Given task: Pictures do not belong in the copy; quote every entry below exactly.

## BEGIN

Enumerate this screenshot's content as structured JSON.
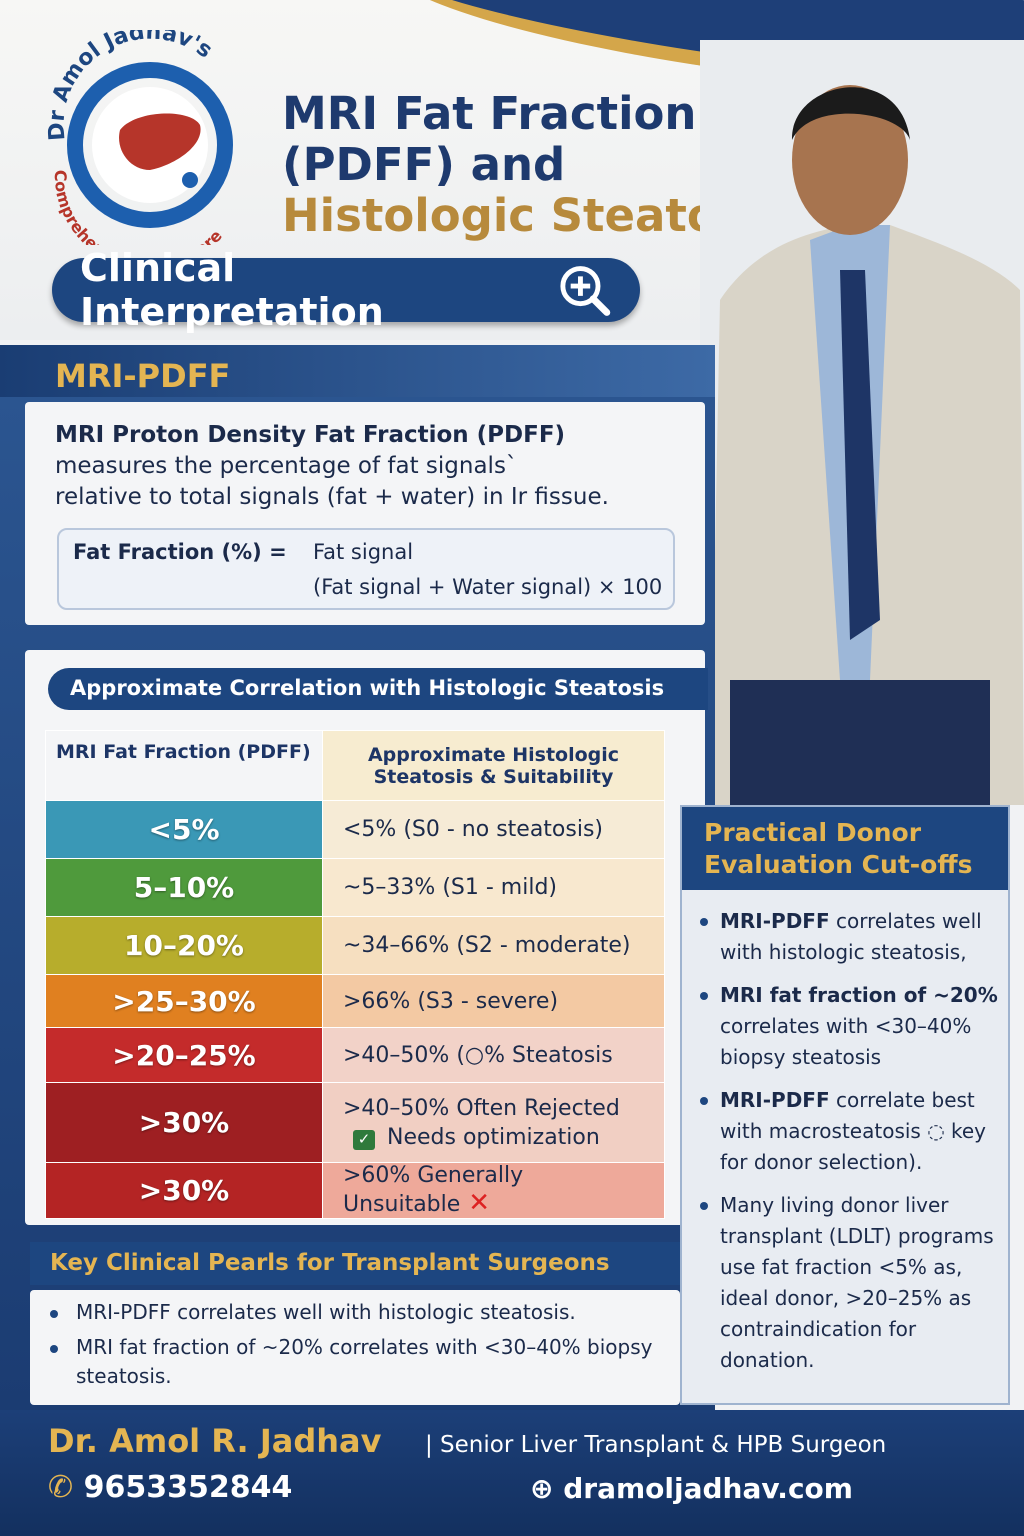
{
  "logo": {
    "arc_top": "Dr Amol Jadhav's",
    "arc_bottom": "Comprehensive Liver Care"
  },
  "title": {
    "line1": "MRI Fat Fraction",
    "line2": "(PDFF) and",
    "line3": "Histologic Steatosis –",
    "pill": "Clinical Interpretation",
    "pill_icon": "zoom-in-magnifier-icon"
  },
  "mri_pdff": {
    "heading": "MRI-PDFF",
    "def_bold": "MRI Proton Density Fat Fraction (PDFF)",
    "def_rest1": "measures the percentage of fat signals`",
    "def_rest2": "relative to total signals (fat + water) in Ir fissue.",
    "formula_label": "Fat Fraction (%) =",
    "numerator": "Fat signal",
    "denominator": "(Fat signal + Water signal) × 100"
  },
  "correlation": {
    "heading": "Approximate Correlation with Histologic Steatosis",
    "col1": "MRI Fat Fraction (PDFF)",
    "col2": "Approximate Histologic Steatosis & Suitability",
    "rows": [
      {
        "pdff": "<5%",
        "histo": "<5% (S0 - no steatosis)",
        "color": "#3a98b6",
        "tint": "#f6ebd6"
      },
      {
        "pdff": "5–10%",
        "histo": "~5–33% (S1 - mild)",
        "color": "#4f9a3c",
        "tint": "#f8e8cf"
      },
      {
        "pdff": "10–20%",
        "histo": "~34–66% (S2 - moderate)",
        "color": "#b7ad2c",
        "tint": "#f6dfc0"
      },
      {
        "pdff": ">25–30%",
        "histo": ">66% (S3 - severe)",
        "color": "#e08020",
        "tint": "#f3c9a3"
      },
      {
        "pdff": ">20–25%",
        "histo": ">40–50% (○% Steatosis",
        "color": "#c42b2b",
        "tint": "#f2d2c8"
      },
      {
        "pdff": ">30%",
        "histo": ">40–50% Often Rejected",
        "histo2": "Needs optimization",
        "color": "#9e1f22",
        "tint": "#f1cfc3"
      },
      {
        "pdff": ">30%",
        "histo": ">60% Generally Unsuitable",
        "color": "#b42424",
        "tint": "#eea99a"
      }
    ]
  },
  "donor": {
    "heading": "Practical Donor Evaluation Cut-offs",
    "items": [
      {
        "bold": "MRI-PDFF",
        "text": " correlates well with histologic steatosis,"
      },
      {
        "bold": "MRI fat fraction of ~20%",
        "text": " correlates with <30–40% biopsy steatosis"
      },
      {
        "bold": "MRI-PDFF",
        "text": " correlate best with macrosteatosis ◌ key for donor selection)."
      },
      {
        "bold": "",
        "text": "Many living donor liver transplant (LDLT) programs use fat fraction <5% as, ideal donor, >20–25% as contraindication for donation."
      }
    ]
  },
  "pearls": {
    "heading": "Key Clinical Pearls for Transplant Surgeons",
    "items": [
      "MRI-PDFF correlates well with histologic steatosis.",
      "MRI fat fraction of ~20% correlates with <30–40% biopsy steatosis."
    ]
  },
  "footer": {
    "name": "Dr. Amol R. Jadhav",
    "role": "| Senior Liver Transplant & HPB Surgeon",
    "phone": "9653352844",
    "website": "dramoljadhav.com"
  },
  "colors": {
    "navy": "#1d4680",
    "gold": "#e4b552"
  }
}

## END

Task response:
Enumerate this screenshot's content as structured JSON.
{
  "logo": {
    "arc_top": "Dr Amol Jadhav's",
    "arc_bottom": "Comprehensive Liver Care"
  },
  "title": {
    "line1": "MRI Fat Fraction",
    "line2": "(PDFF) and",
    "line3": "Histologic Steatosis –",
    "pill": "Clinical Interpretation",
    "pill_icon": "zoom-in-magnifier-icon"
  },
  "mri_pdff": {
    "heading": "MRI-PDFF",
    "def_bold": "MRI Proton Density Fat Fraction (PDFF)",
    "def_rest1": "measures the percentage of fat signals`",
    "def_rest2": "relative to total signals (fat + water) in Ir fissue.",
    "formula_label": "Fat Fraction (%) =",
    "numerator": "Fat signal",
    "denominator": "(Fat signal + Water signal) × 100"
  },
  "correlation": {
    "heading": "Approximate Correlation with Histologic Steatosis",
    "col1": "MRI Fat Fraction (PDFF)",
    "col2": "Approximate Histologic Steatosis & Suitability",
    "rows": [
      {
        "pdff": "<5%",
        "histo": "<5% (S0 - no steatosis)",
        "color": "#3a98b6",
        "tint": "#f6ebd6"
      },
      {
        "pdff": "5–10%",
        "histo": "~5–33% (S1 - mild)",
        "color": "#4f9a3c",
        "tint": "#f8e8cf"
      },
      {
        "pdff": "10–20%",
        "histo": "~34–66% (S2 - moderate)",
        "color": "#b7ad2c",
        "tint": "#f6dfc0"
      },
      {
        "pdff": ">25–30%",
        "histo": ">66% (S3 - severe)",
        "color": "#e08020",
        "tint": "#f3c9a3"
      },
      {
        "pdff": ">20–25%",
        "histo": ">40–50% (○% Steatosis",
        "color": "#c42b2b",
        "tint": "#f2d2c8"
      },
      {
        "pdff": ">30%",
        "histo": ">40–50% Often Rejected",
        "histo2": "Needs optimization",
        "color": "#9e1f22",
        "tint": "#f1cfc3"
      },
      {
        "pdff": ">30%",
        "histo": ">60% Generally Unsuitable",
        "color": "#b42424",
        "tint": "#eea99a"
      }
    ]
  },
  "donor": {
    "heading": "Practical Donor Evaluation Cut-offs",
    "items": [
      {
        "bold": "MRI-PDFF",
        "text": " correlates well with histologic steatosis,"
      },
      {
        "bold": "MRI fat fraction of ~20%",
        "text": " correlates with <30–40% biopsy steatosis"
      },
      {
        "bold": "MRI-PDFF",
        "text": " correlate best with macrosteatosis ◌ key for donor selection)."
      },
      {
        "bold": "",
        "text": "Many living donor liver transplant (LDLT) programs use fat fraction <5% as, ideal donor, >20–25% as contraindication for donation."
      }
    ]
  },
  "pearls": {
    "heading": "Key Clinical Pearls for Transplant Surgeons",
    "items": [
      "MRI-PDFF correlates well with histologic steatosis.",
      "MRI fat fraction of ~20% correlates with <30–40% biopsy steatosis."
    ]
  },
  "footer": {
    "name": "Dr. Amol R. Jadhav",
    "role": "| Senior Liver Transplant & HPB Surgeon",
    "phone": "9653352844",
    "website": "dramoljadhav.com"
  },
  "colors": {
    "navy": "#1d4680",
    "gold": "#e4b552"
  }
}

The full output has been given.